Work required: Return all of the lines below exactly as they are.

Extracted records
■ ■ ■ ■ ■ ■ ■

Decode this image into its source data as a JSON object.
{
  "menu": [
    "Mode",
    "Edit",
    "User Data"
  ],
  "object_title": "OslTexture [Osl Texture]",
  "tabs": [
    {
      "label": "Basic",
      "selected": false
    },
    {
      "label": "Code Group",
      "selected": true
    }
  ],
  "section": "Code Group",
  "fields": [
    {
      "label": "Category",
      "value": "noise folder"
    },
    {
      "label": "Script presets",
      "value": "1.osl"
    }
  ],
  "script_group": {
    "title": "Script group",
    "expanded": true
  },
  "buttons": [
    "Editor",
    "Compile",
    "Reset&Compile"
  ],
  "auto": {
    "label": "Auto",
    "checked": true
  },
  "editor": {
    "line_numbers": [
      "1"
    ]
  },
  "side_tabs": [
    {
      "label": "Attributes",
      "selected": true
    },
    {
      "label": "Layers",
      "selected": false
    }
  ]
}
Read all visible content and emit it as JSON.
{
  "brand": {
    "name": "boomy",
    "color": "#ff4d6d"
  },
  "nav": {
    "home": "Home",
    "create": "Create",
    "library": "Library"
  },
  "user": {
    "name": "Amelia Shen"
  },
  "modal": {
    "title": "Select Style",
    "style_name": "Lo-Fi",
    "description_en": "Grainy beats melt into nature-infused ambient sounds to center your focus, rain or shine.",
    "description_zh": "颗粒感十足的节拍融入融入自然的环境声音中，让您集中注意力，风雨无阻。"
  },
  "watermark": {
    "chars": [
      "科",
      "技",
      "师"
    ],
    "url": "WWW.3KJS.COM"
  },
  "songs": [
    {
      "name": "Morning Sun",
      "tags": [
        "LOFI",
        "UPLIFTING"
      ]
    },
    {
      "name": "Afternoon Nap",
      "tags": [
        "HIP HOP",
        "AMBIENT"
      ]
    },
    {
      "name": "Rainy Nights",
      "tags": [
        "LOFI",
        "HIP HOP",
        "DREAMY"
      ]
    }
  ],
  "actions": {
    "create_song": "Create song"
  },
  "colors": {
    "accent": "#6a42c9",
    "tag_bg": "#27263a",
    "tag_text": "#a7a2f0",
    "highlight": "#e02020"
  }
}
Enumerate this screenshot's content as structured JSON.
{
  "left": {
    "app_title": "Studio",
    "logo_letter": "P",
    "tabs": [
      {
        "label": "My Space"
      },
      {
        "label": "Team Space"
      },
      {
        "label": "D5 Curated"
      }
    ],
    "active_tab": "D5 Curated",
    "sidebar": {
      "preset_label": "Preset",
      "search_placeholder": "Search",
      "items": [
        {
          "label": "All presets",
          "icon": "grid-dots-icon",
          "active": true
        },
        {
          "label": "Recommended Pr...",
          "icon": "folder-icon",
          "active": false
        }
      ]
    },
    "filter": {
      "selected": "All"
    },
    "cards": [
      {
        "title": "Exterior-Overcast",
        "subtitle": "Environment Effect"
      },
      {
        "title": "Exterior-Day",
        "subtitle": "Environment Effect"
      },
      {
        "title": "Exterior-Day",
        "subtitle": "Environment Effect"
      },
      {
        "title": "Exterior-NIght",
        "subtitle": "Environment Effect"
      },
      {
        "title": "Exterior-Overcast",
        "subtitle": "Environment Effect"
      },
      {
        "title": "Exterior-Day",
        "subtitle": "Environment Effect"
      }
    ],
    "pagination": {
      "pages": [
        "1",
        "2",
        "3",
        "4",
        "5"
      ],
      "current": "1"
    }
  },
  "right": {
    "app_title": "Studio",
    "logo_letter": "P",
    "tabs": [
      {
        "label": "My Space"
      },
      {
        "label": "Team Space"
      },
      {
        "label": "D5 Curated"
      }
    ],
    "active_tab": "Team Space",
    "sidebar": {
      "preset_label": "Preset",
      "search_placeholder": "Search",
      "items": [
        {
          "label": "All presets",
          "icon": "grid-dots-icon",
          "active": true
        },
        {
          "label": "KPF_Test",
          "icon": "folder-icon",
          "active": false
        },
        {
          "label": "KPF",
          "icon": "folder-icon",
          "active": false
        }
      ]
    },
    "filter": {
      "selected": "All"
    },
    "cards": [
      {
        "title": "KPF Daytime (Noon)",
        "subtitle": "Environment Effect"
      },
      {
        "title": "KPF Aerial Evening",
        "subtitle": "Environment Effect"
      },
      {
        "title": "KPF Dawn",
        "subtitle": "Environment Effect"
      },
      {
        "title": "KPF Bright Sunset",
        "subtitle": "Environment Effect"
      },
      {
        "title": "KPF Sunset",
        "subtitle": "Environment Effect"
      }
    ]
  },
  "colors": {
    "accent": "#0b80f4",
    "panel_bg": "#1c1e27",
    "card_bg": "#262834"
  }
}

■ ■ ■ ■ ■ ■ ■

Task result:
Decode this image into its source data as a JSON object.
{
  "menu": [
    "Mode",
    "Edit",
    "User Data"
  ],
  "object_title": "OslTexture [Osl Texture]",
  "tabs": [
    {
      "label": "Basic",
      "selected": false
    },
    {
      "label": "Code Group",
      "selected": true
    }
  ],
  "section": "Code Group",
  "fields": [
    {
      "label": "Category",
      "value": "noise folder"
    },
    {
      "label": "Script presets",
      "value": "1.osl"
    }
  ],
  "script_group": {
    "title": "Script group",
    "expanded": true
  },
  "buttons": [
    "Editor",
    "Compile",
    "Reset&Compile"
  ],
  "auto": {
    "label": "Auto",
    "checked": true
  },
  "editor": {
    "line_numbers": [
      "1"
    ]
  },
  "side_tabs": [
    {
      "label": "Attributes",
      "selected": true
    },
    {
      "label": "Layers",
      "selected": false
    }
  ]
}
Read all visible content and emit it as JSON.
{
  "brand": {
    "name": "boomy",
    "color": "#ff4d6d"
  },
  "nav": {
    "home": "Home",
    "create": "Create",
    "library": "Library"
  },
  "user": {
    "name": "Amelia Shen"
  },
  "modal": {
    "title": "Select Style",
    "style_name": "Lo-Fi",
    "description_en": "Grainy beats melt into nature-infused ambient sounds to center your focus, rain or shine.",
    "description_zh": "颗粒感十足的节拍融入融入自然的环境声音中，让您集中注意力，风雨无阻。"
  },
  "watermark": {
    "chars": [
      "科",
      "技",
      "师"
    ],
    "url": "WWW.3KJS.COM"
  },
  "songs": [
    {
      "name": "Morning Sun",
      "tags": [
        "LOFI",
        "UPLIFTING"
      ]
    },
    {
      "name": "Afternoon Nap",
      "tags": [
        "HIP HOP",
        "AMBIENT"
      ]
    },
    {
      "name": "Rainy Nights",
      "tags": [
        "LOFI",
        "HIP HOP",
        "DREAMY"
      ]
    }
  ],
  "actions": {
    "create_song": "Create song"
  },
  "colors": {
    "accent": "#6a42c9",
    "tag_bg": "#27263a",
    "tag_text": "#a7a2f0",
    "highlight": "#e02020"
  }
}
Enumerate this screenshot's content as structured JSON.
{
  "left": {
    "app_title": "Studio",
    "logo_letter": "P",
    "tabs": [
      {
        "label": "My Space"
      },
      {
        "label": "Team Space"
      },
      {
        "label": "D5 Curated"
      }
    ],
    "active_tab": "D5 Curated",
    "sidebar": {
      "preset_label": "Preset",
      "search_placeholder": "Search",
      "items": [
        {
          "label": "All presets",
          "icon": "grid-dots-icon",
          "active": true
        },
        {
          "label": "Recommended Pr...",
          "icon": "folder-icon",
          "active": false
        }
      ]
    },
    "filter": {
      "selected": "All"
    },
    "cards": [
      {
        "title": "Exterior-Overcast",
        "subtitle": "Environment Effect"
      },
      {
        "title": "Exterior-Day",
        "subtitle": "Environment Effect"
      },
      {
        "title": "Exterior-Day",
        "subtitle": "Environment Effect"
      },
      {
        "title": "Exterior-NIght",
        "subtitle": "Environment Effect"
      },
      {
        "title": "Exterior-Overcast",
        "subtitle": "Environment Effect"
      },
      {
        "title": "Exterior-Day",
        "subtitle": "Environment Effect"
      }
    ],
    "pagination": {
      "pages": [
        "1",
        "2",
        "3",
        "4",
        "5"
      ],
      "current": "1"
    }
  },
  "right": {
    "app_title": "Studio",
    "logo_letter": "P",
    "tabs": [
      {
        "label": "My Space"
      },
      {
        "label": "Team Space"
      },
      {
        "label": "D5 Curated"
      }
    ],
    "active_tab": "Team Space",
    "sidebar": {
      "preset_label": "Preset",
      "search_placeholder": "Search",
      "items": [
        {
          "label": "All presets",
          "icon": "grid-dots-icon",
          "active": true
        },
        {
          "label": "KPF_Test",
          "icon": "folder-icon",
          "active": false
        },
        {
          "label": "KPF",
          "icon": "folder-icon",
          "active": false
        }
      ]
    },
    "filter": {
      "selected": "All"
    },
    "cards": [
      {
        "title": "KPF Daytime (Noon)",
        "subtitle": "Environment Effect"
      },
      {
        "title": "KPF Aerial Evening",
        "subtitle": "Environment Effect"
      },
      {
        "title": "KPF Dawn",
        "subtitle": "Environment Effect"
      },
      {
        "title": "KPF Bright Sunset",
        "subtitle": "Environment Effect"
      },
      {
        "title": "KPF Sunset",
        "subtitle": "Environment Effect"
      }
    ]
  },
  "colors": {
    "accent": "#0b80f4",
    "panel_bg": "#1c1e27",
    "card_bg": "#262834"
  }
}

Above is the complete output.